> [Source document]:
On 03/26/2014 01:02 AM, Arun Shamanna Lakshmi wrote:
If the mux uses 1 bit position per input, and requires to set one single bit at a time, then an N bit register can support up to N inputs. In more recent Tegra chips, we have at least greater than 64 inputs which requires at least 2 .reg fields in struct soc_enum.
Signed-off-by: Arun Shamanna Lakshmi aruns@nvidia.com Signed-off-by: Songhee Baek sbaek@nvidia.com
The way you describe this it seems to me that a value array for this kind of mux would look like.
0x00000000, 0x00000000, 0x00000001 0x00000000, 0x00000000, 0x00000002 0x00000000, 0x00000000, 0x00000003 0x00000000, 0x00000000, 0x00000004 0x00000000, 0x00000000, 0x00000008 ...
That seems to be extremely tedious. If the MUX uses a one hot encoding how about storing the index of the bit in the values array and use (1 << value) when writing the value to the register?

> [Required tasks]:
1 – According to the mux patch email, how many .reg fields in struct soc_enum do more recent Tegra chips require?
2 – Carry on the mux patch email from its last sentence.

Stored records
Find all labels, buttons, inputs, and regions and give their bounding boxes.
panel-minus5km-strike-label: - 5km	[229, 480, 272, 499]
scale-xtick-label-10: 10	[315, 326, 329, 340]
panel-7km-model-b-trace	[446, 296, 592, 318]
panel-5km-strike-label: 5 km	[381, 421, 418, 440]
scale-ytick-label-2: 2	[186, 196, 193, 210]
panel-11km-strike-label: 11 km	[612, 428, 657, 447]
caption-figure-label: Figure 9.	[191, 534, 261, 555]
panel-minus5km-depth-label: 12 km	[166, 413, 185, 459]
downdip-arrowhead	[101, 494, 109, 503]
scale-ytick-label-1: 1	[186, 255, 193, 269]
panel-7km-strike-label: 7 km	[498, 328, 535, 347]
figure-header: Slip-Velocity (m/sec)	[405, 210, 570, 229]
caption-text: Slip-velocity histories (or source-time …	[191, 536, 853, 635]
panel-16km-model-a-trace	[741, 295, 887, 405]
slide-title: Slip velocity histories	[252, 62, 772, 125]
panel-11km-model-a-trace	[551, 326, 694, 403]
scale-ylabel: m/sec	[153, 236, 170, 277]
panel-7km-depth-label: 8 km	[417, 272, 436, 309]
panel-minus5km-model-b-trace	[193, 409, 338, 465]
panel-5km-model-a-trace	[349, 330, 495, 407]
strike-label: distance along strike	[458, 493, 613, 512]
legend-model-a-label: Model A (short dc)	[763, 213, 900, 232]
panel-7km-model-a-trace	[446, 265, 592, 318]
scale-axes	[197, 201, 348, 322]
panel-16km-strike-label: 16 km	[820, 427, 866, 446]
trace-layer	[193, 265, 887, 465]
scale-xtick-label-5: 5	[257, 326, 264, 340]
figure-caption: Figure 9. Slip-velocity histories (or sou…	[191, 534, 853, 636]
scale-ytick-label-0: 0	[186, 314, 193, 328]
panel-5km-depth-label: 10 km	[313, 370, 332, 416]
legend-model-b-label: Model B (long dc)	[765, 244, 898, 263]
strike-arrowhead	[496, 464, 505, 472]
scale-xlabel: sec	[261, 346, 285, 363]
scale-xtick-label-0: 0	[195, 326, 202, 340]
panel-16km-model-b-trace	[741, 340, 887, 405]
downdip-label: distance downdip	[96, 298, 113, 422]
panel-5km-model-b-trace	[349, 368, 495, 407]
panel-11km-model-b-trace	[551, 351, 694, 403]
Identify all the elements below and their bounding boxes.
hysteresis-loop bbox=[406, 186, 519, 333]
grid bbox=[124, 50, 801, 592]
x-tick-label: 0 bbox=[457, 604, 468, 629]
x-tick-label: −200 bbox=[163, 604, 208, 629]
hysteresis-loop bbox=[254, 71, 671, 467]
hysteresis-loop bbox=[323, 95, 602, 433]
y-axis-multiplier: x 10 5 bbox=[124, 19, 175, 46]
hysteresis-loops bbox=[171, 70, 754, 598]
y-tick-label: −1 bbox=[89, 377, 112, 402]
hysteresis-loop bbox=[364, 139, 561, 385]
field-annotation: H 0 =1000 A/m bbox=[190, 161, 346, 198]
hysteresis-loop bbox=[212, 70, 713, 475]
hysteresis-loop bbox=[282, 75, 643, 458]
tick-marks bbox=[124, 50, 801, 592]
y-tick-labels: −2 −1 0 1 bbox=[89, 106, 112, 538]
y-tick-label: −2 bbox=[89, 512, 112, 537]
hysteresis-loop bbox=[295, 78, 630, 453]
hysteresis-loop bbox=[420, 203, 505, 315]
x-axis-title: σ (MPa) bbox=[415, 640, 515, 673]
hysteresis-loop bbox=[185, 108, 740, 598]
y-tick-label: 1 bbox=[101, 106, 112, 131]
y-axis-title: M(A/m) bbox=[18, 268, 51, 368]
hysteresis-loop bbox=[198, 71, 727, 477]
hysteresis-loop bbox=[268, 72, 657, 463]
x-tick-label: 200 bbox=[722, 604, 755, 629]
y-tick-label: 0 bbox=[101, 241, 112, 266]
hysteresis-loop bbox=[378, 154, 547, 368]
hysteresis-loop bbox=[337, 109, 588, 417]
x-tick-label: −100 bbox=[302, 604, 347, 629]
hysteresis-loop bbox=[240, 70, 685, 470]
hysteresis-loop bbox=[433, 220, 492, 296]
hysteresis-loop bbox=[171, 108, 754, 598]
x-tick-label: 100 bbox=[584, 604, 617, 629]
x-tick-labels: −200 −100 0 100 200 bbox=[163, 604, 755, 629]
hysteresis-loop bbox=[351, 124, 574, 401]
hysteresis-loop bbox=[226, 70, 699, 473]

> [Answers to the tasks]:
1 – At least 2.

2 –
[...]
/* enumerated kcontrol */ struct soc_enum {
There doesn't actually be any code that is shared between normal enums and wide enums. This patch doubles the size of the soc_enum struct, how about having a separate struct for wide enums?
- int reg;
- int reg[SOC_ENUM_MAX_REGS]; unsigned char shift_l; unsigned char shift_r; unsigned int items;
- unsigned int mask;
- unsigned int mask[SOC_ENUM_MAX_REGS];
If you make mask and reg pointers instead of arrays this should be much more flexible and not be limited to 3 registers.